## Begin RECORDS FOR THE TASK

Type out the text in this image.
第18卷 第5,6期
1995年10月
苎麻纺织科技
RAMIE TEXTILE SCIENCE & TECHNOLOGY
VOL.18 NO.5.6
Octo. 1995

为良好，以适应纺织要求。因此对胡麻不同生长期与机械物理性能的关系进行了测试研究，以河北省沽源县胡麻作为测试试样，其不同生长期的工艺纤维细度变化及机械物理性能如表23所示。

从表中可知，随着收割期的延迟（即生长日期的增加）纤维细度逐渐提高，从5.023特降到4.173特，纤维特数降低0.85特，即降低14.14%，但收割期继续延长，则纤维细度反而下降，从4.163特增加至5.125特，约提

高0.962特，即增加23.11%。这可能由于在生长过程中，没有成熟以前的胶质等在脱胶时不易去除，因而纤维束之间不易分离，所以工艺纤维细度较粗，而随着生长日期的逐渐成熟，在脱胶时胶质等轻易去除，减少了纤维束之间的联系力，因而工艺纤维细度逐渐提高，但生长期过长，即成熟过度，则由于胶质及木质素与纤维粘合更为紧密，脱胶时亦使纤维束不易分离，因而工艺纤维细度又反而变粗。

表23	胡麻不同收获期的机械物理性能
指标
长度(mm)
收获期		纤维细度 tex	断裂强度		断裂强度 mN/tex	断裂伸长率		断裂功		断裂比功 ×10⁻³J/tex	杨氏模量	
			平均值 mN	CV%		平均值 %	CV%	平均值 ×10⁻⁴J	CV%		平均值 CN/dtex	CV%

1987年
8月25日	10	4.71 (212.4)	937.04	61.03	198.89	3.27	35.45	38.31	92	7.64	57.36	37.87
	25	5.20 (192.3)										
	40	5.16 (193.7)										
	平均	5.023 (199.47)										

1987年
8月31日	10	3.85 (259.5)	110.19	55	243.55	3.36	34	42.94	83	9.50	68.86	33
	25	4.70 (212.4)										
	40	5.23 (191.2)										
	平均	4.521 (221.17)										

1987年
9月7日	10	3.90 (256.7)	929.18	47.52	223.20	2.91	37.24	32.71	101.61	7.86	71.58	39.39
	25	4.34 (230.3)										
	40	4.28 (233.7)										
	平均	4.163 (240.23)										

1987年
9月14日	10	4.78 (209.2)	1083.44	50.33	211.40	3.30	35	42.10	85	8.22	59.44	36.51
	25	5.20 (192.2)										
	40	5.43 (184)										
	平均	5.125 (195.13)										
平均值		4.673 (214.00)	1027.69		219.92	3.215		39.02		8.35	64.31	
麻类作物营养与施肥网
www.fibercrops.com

## End RECORDS FOR THE TASK

=== WHAT IS NEEDED ===
Copy every line exactly. Leave nothing out.

=== RESULT OF THIS TASK ===
Type out the text in this image.
第18卷 第5,6期
1995年10月
苎麻纺织科技
RAMIE TEXTILE SCIENCE & TECHNOLOGY
VOL.18 NO.5.6
Octo. 1995

为良好，以适应纺织要求。因此对胡麻不同生长期与机械物理性能的关系进行了测试研究，以河北省沽源县胡麻作为测试试样，其不同生长期的工艺纤维细度变化及机械物理性能如表23所示。

从表中可知，随着收割期的延迟（即生长日期的增加）纤维细度逐渐提高，从5.023特降到4.173特，纤维特数降低0.85特，即降低14.14%，但收割期继续延长，则纤维细度反而下降，从4.163特增加至5.125特，约提

高0.962特，即增加23.11%。这可能由于在生长过程中，没有成熟以前的胶质等在脱胶时不易去除，因而纤维束之间不易分离，所以工艺纤维细度较粗，而随着生长日期的逐渐成熟，在脱胶时胶质等轻易去除，减少了纤维束之间的联系力，因而工艺纤维细度逐渐提高，但生长期过长，即成熟过度，则由于胶质及木质素与纤维粘合更为紧密，脱胶时亦使纤维束不易分离，因而工艺纤维细度又反而变粗。

表23	胡麻不同收获期的机械物理性能
指标
长度(mm)
收获期		纤维细度 tex	断裂强度		断裂强度 mN/tex	断裂伸长率		断裂功		断裂比功 ×10⁻³J/tex	杨氏模量	
			平均值 mN	CV%		平均值 %	CV%	平均值 ×10⁻⁴J	CV%		平均值 CN/dtex	CV%

1987年
8月25日	10	4.71 (212.4)	937.04	61.03	198.89	3.27	35.45	38.31	92	7.64	57.36	37.87
	25	5.20 (192.3)										
	40	5.16 (193.7)										
	平均	5.023 (199.47)										

1987年
8月31日	10	3.85 (259.5)	110.19	55	243.55	3.36	34	42.94	83	9.50	68.86	33
	25	4.70 (212.4)										
	40	5.23 (191.2)										
	平均	4.521 (221.17)										

1987年
9月7日	10	3.90 (256.7)	929.18	47.52	223.20	2.91	37.24	32.71	101.61	7.86	71.58	39.39
	25	4.34 (230.3)										
	40	4.28 (233.7)										
	平均	4.163 (240.23)										

1987年
9月14日	10	4.78 (209.2)	1083.44	50.33	211.40	3.30	35	42.10	85	8.22	59.44	36.51
	25	5.20 (192.2)										
	40	5.43 (184)										
	平均	5.125 (195.13)										
平均值		4.673 (214.00)	1027.69		219.92	3.215		39.02		8.35	64.31	
麻类作物营养与施肥网
www.fibercrops.com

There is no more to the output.